# Exercise description:
What follows is a set of entries. Repeat them exactly, but not their pictures.

Dataset items
####################

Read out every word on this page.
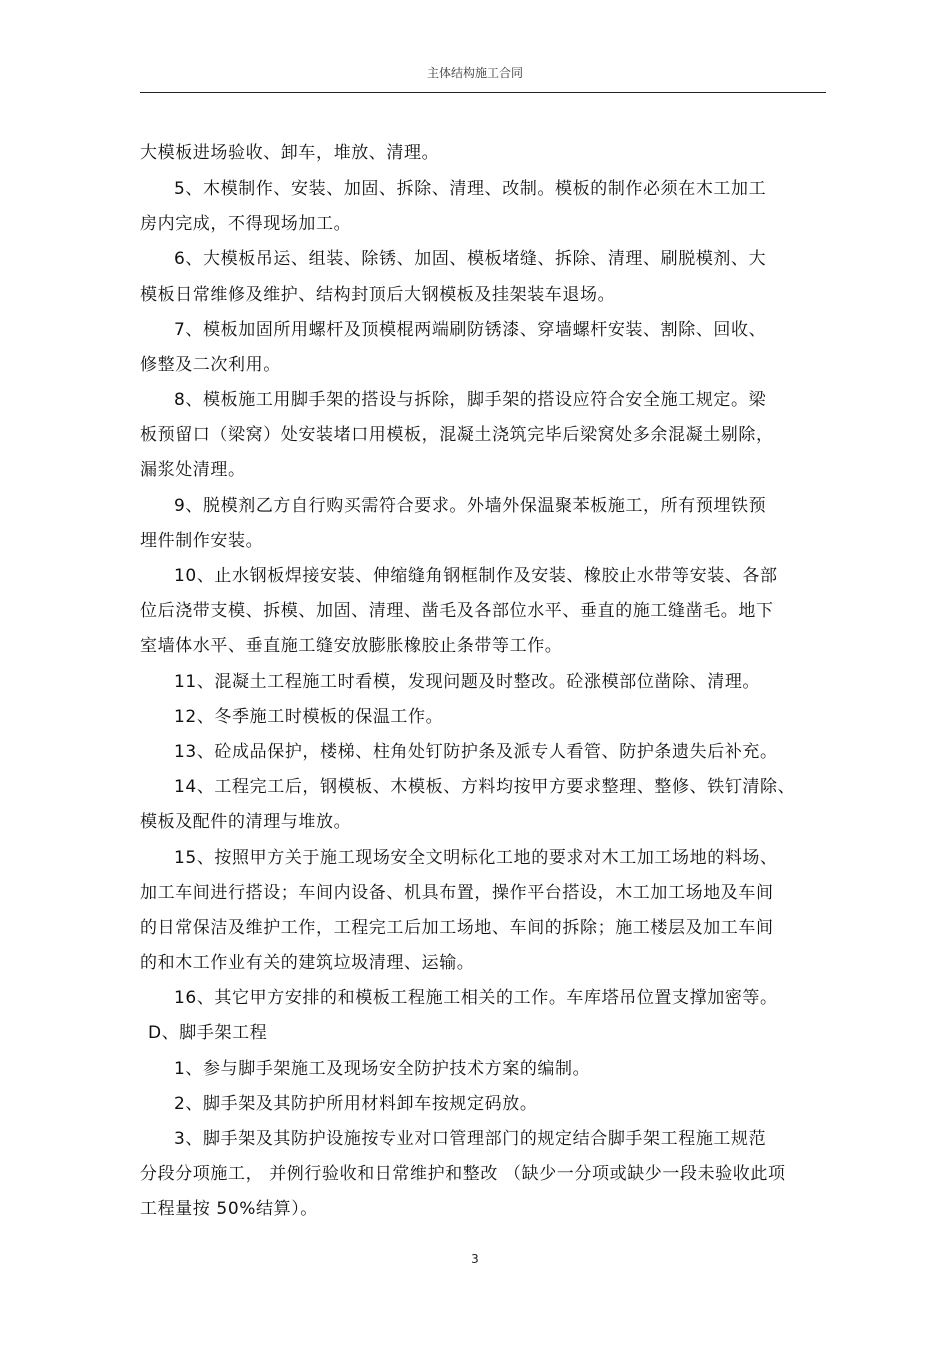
主体结构施工合同
大模板进场验收、卸车，堆放、清理。
5、木模制作、安装、加固、拆除、清理、改制。模板的制作必须在木工加工
房内完成，不得现场加工。
6、大模板吊运、组装、除锈、加固、模板堵缝、拆除、清理、刷脱模剂、大
模板日常维修及维护、结构封顶后大钢模板及挂架装车退场。
7、模板加固所用螺杆及顶模棍两端刷防锈漆、穿墙螺杆安装、割除、回收、
修整及二次利用。
8、模板施工用脚手架的搭设与拆除，脚手架的搭设应符合安全施工规定。梁
板预留口（梁窝）处安装堵口用模板，混凝土浇筑完毕后梁窝处多余混凝土剔除，
漏浆处清理。
9、脱模剂乙方自行购买需符合要求。外墙外保温聚苯板施工，所有预埋铁预
埋件制作安装。
10、止水钢板焊接安装、伸缩缝角钢框制作及安装、橡胶止水带等安装、各部
位后浇带支模、拆模、加固、清理、凿毛及各部位水平、垂直的施工缝凿毛。地下
室墙体水平、垂直施工缝安放膨胀橡胶止条带等工作。
11、混凝土工程施工时看模，发现问题及时整改。砼涨模部位凿除、清理。
12、冬季施工时模板的保温工作。
13、砼成品保护，楼梯、柱角处钉防护条及派专人看管、防护条遗失后补充。
14、工程完工后，钢模板、木模板、方料均按甲方要求整理、整修、铁钉清除、
模板及配件的清理与堆放。
15、按照甲方关于施工现场安全文明标化工地的要求对木工加工场地的料场、
加工车间进行搭设；车间内设备、机具布置，操作平台搭设，木工加工场地及车间
的日常保洁及维护工作，工程完工后加工场地、车间的拆除；施工楼层及加工车间
的和木工作业有关的建筑垃圾清理、运输。
16、其它甲方安排的和模板工程施工相关的工作。车库塔吊位置支撑加密等。
D、脚手架工程
1、参与脚手架施工及现场安全防护技术方案的编制。
2、脚手架及其防护所用材料卸车按规定码放。
3、脚手架及其防护设施按专业对口管理部门的规定结合脚手架工程施工规范
分段分项施工， 并例行验收和日常维护和整改 （缺少一分项或缺少一段未验收此项
工程量按 50%结算）。
3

####################

# Solution to the exercise:
Read out every word on this page.
主体结构施工合同
大模板进场验收、卸车，堆放、清理。
5、木模制作、安装、加固、拆除、清理、改制。模板的制作必须在木工加工
房内完成，不得现场加工。
6、大模板吊运、组装、除锈、加固、模板堵缝、拆除、清理、刷脱模剂、大
模板日常维修及维护、结构封顶后大钢模板及挂架装车退场。
7、模板加固所用螺杆及顶模棍两端刷防锈漆、穿墙螺杆安装、割除、回收、
修整及二次利用。
8、模板施工用脚手架的搭设与拆除，脚手架的搭设应符合安全施工规定。梁
板预留口（梁窝）处安装堵口用模板，混凝土浇筑完毕后梁窝处多余混凝土剔除，
漏浆处清理。
9、脱模剂乙方自行购买需符合要求。外墙外保温聚苯板施工，所有预埋铁预
埋件制作安装。
10、止水钢板焊接安装、伸缩缝角钢框制作及安装、橡胶止水带等安装、各部
位后浇带支模、拆模、加固、清理、凿毛及各部位水平、垂直的施工缝凿毛。地下
室墙体水平、垂直施工缝安放膨胀橡胶止条带等工作。
11、混凝土工程施工时看模，发现问题及时整改。砼涨模部位凿除、清理。
12、冬季施工时模板的保温工作。
13、砼成品保护，楼梯、柱角处钉防护条及派专人看管、防护条遗失后补充。
14、工程完工后，钢模板、木模板、方料均按甲方要求整理、整修、铁钉清除、
模板及配件的清理与堆放。
15、按照甲方关于施工现场安全文明标化工地的要求对木工加工场地的料场、
加工车间进行搭设；车间内设备、机具布置，操作平台搭设，木工加工场地及车间
的日常保洁及维护工作，工程完工后加工场地、车间的拆除；施工楼层及加工车间
的和木工作业有关的建筑垃圾清理、运输。
16、其它甲方安排的和模板工程施工相关的工作。车库塔吊位置支撑加密等。
D、脚手架工程
1、参与脚手架施工及现场安全防护技术方案的编制。
2、脚手架及其防护所用材料卸车按规定码放。
3、脚手架及其防护设施按专业对口管理部门的规定结合脚手架工程施工规范
分段分项施工， 并例行验收和日常维护和整改 （缺少一分项或缺少一段未验收此项
工程量按 50%结算）。
3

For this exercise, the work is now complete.